[Begin Text excerpt]

# Schools in Mijas



## guatemadre (Sep 4, 2010)

Can anyone please advise/ recommend any public or private spanish schools in the Mijas area for children aged 6 and 4????? Thanks!!!


----------



## Caz.I (Mar 21, 2009)

guatemadre said:


> Can anyone please advise/ recommend any public or private spanish schools in the Mijas area for children aged 6 and 4????? Thanks!!!


Do you mean Mijas village or Mijas-Costa (which stretches from Fuengirola to Calahonda)?

There is someone on here who lives in Mijas (Lynn), who may be able to tell you more so hopefully she will answer you soon.

All I can say about it is that I have a friend whose son goes to the only state primary in Mijas village and she seem quite happy with it, and another whose son goes to a fairly new one in Las Lagunas, Mijas Costa, and again, doesnt have any problems with it. However, I think it is over subscribed so there may not be any places available there. On the other hand, I have heard that it isnt usually a problem to get a place in the one in Mijas village.

Only know of one private school in Mijas, and havent heard many good things about it.


----------



## lynn (Sep 25, 2008)

Caz.I said:


> Do you mean Mijas village or Mijas-Costa (which stretches from Fuengirola to Calahonda)?
> 
> There is someone on here who lives in Mijas (Lynn), who may be able to tell you more so hopefully she will answer you soon.
> 
> ...


Hi there! 
I don't know much about the state schools in Mijas other than the one in the Pueblo is the most attractive primary school I think I've ever seen!! It looks idyllic, but I've no idea of how good it is academically. I believe that you would be allocated a school based on where you live, so maybe you could visit the foreigner's department in Mijas town hall who will undoubtedly be able to help you. 
As for international schools, there is St Anthony's up past Mijas golf. I visited it and was far from impressed. We chose to send our three to Sunny View in Torremolinos, but mine are much older and if they were younger I would have probably sent them to Spanish school. I am very happy with Sunny View and would recommend a visit should you want to go down the International school route, but these things are personal and what suits one person may not be attractive to another. Good luck with the research.
Lynn
xx


----------



## rjnpenang (Feb 20, 2008)

We sent our 2 to San Francisco on Urb. El Coto, just up the road from the Ford garage on the outskirts of Fuengirola and turn right into El Coto, or come down the road from Mijas and turn right at the Lidl roundabout, again up into El Coto
Although its a private Spanish school it was subsided by the government!, which meant at that time the school lunches were more expensive than the school fees!.

[End Text excerpt]
[Begin Information provided]

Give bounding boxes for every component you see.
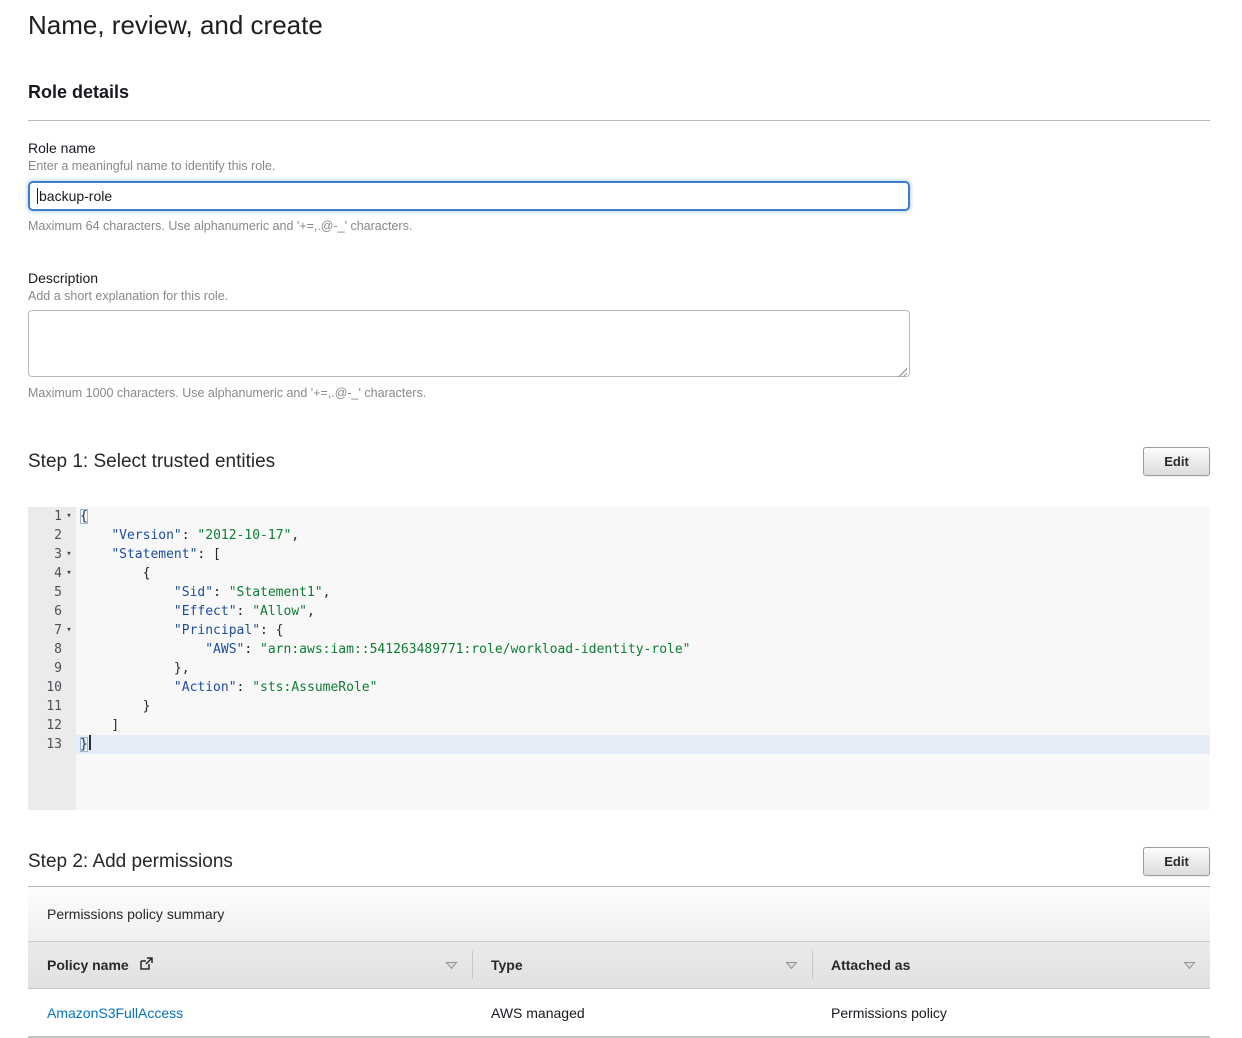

[End Information provided]

> **Instructions**
A: In the Mijas schools thread, write out everything from "As for international" down to "with the research.", switching "Sunny View" to "Sunny Hill".
B: According to the Mijas schools thread, which school did Lynn choose for her three children?

> **Answers to the problems**
A:
As for international schools, there is St Anthony's up past Mijas golf. I visited it and was far from impressed. We chose to send our three to Sunny Hill in Torremolinos, but mine are much older and if they were younger I would have probably sent them to Spanish school. I am very happy with Sunny Hill and would recommend a visit should you want to go down the International school route, but these things are personal and what suits one person may not be attractive to another. Good luck with the research.

B: Sunny View in Torremolinos.